─── Excerpted records

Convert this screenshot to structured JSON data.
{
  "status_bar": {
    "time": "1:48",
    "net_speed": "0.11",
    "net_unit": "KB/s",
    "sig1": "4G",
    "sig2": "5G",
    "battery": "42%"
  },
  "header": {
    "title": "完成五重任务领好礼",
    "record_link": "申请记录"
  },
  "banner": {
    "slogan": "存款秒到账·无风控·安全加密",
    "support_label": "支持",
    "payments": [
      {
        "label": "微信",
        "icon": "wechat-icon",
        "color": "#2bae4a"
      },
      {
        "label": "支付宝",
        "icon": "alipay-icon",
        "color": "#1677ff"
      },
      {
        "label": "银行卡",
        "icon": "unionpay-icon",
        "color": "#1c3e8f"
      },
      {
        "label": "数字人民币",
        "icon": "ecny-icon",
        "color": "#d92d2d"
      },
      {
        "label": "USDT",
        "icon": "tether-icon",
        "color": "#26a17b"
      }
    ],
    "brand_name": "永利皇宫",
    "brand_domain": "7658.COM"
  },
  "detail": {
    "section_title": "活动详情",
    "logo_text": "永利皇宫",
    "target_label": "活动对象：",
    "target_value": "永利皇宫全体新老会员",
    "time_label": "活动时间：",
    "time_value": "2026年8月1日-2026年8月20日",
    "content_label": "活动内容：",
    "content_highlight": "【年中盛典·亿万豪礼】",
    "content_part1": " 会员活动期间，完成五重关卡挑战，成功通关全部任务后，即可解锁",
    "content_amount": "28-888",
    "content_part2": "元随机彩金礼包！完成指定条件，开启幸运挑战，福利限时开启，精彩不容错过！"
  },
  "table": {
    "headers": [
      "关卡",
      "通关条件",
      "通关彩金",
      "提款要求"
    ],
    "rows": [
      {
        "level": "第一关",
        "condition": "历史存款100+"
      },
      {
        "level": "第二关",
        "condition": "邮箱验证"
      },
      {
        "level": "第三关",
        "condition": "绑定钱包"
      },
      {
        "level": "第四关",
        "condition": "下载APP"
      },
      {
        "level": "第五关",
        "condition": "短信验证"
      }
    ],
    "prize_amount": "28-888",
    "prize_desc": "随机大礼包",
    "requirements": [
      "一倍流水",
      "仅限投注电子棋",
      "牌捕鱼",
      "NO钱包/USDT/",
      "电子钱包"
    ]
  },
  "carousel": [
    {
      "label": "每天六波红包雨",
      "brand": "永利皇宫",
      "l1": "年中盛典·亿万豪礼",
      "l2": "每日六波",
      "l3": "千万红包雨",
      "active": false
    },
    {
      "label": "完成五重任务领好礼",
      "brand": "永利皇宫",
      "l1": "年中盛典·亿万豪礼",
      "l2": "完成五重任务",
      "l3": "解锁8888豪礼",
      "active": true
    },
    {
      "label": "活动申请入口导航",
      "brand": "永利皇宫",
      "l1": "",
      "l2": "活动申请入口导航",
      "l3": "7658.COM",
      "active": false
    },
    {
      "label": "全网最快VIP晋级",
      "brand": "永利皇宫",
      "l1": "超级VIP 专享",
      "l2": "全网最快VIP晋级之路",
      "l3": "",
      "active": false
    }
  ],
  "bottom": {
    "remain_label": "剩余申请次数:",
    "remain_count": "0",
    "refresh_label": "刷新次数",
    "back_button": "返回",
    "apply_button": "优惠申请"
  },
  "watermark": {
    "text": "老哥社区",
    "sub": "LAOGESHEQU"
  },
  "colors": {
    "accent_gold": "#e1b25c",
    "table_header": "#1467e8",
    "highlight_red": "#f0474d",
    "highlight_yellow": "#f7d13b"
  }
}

──────

Exercise task -> Exact copies of all the records are required.

Result ->
Convert this screenshot to structured JSON data.
{
  "status_bar": {
    "time": "1:48",
    "net_speed": "0.11",
    "net_unit": "KB/s",
    "sig1": "4G",
    "sig2": "5G",
    "battery": "42%"
  },
  "header": {
    "title": "完成五重任务领好礼",
    "record_link": "申请记录"
  },
  "banner": {
    "slogan": "存款秒到账·无风控·安全加密",
    "support_label": "支持",
    "payments": [
      {
        "label": "微信",
        "icon": "wechat-icon",
        "color": "#2bae4a"
      },
      {
        "label": "支付宝",
        "icon": "alipay-icon",
        "color": "#1677ff"
      },
      {
        "label": "银行卡",
        "icon": "unionpay-icon",
        "color": "#1c3e8f"
      },
      {
        "label": "数字人民币",
        "icon": "ecny-icon",
        "color": "#d92d2d"
      },
      {
        "label": "USDT",
        "icon": "tether-icon",
        "color": "#26a17b"
      }
    ],
    "brand_name": "永利皇宫",
    "brand_domain": "7658.COM"
  },
  "detail": {
    "section_title": "活动详情",
    "logo_text": "永利皇宫",
    "target_label": "活动对象：",
    "target_value": "永利皇宫全体新老会员",
    "time_label": "活动时间：",
    "time_value": "2026年8月1日-2026年8月20日",
    "content_label": "活动内容：",
    "content_highlight": "【年中盛典·亿万豪礼】",
    "content_part1": " 会员活动期间，完成五重关卡挑战，成功通关全部任务后，即可解锁",
    "content_amount": "28-888",
    "content_part2": "元随机彩金礼包！完成指定条件，开启幸运挑战，福利限时开启，精彩不容错过！"
  },
  "table": {
    "headers": [
      "关卡",
      "通关条件",
      "通关彩金",
      "提款要求"
    ],
    "rows": [
      {
        "level": "第一关",
        "condition": "历史存款100+"
      },
      {
        "level": "第二关",
        "condition": "邮箱验证"
      },
      {
        "level": "第三关",
        "condition": "绑定钱包"
      },
      {
        "level": "第四关",
        "condition": "下载APP"
      },
      {
        "level": "第五关",
        "condition": "短信验证"
      }
    ],
    "prize_amount": "28-888",
    "prize_desc": "随机大礼包",
    "requirements": [
      "一倍流水",
      "仅限投注电子棋",
      "牌捕鱼",
      "NO钱包/USDT/",
      "电子钱包"
    ]
  },
  "carousel": [
    {
      "label": "每天六波红包雨",
      "brand": "永利皇宫",
      "l1": "年中盛典·亿万豪礼",
      "l2": "每日六波",
      "l3": "千万红包雨",
      "active": false
    },
    {
      "label": "完成五重任务领好礼",
      "brand": "永利皇宫",
      "l1": "年中盛典·亿万豪礼",
      "l2": "完成五重任务",
      "l3": "解锁8888豪礼",
      "active": true
    },
    {
      "label": "活动申请入口导航",
      "brand": "永利皇宫",
      "l1": "",
      "l2": "活动申请入口导航",
      "l3": "7658.COM",
      "active": false
    },
    {
      "label": "全网最快VIP晋级",
      "brand": "永利皇宫",
      "l1": "超级VIP 专享",
      "l2": "全网最快VIP晋级之路",
      "l3": "",
      "active": false
    }
  ],
  "bottom": {
    "remain_label": "剩余申请次数:",
    "remain_count": "0",
    "refresh_label": "刷新次数",
    "back_button": "返回",
    "apply_button": "优惠申请"
  },
  "watermark": {
    "text": "老哥社区",
    "sub": "LAOGESHEQU"
  },
  "colors": {
    "accent_gold": "#e1b25c",
    "table_header": "#1467e8",
    "highlight_red": "#f0474d",
    "highlight_yellow": "#f7d13b"
  }
}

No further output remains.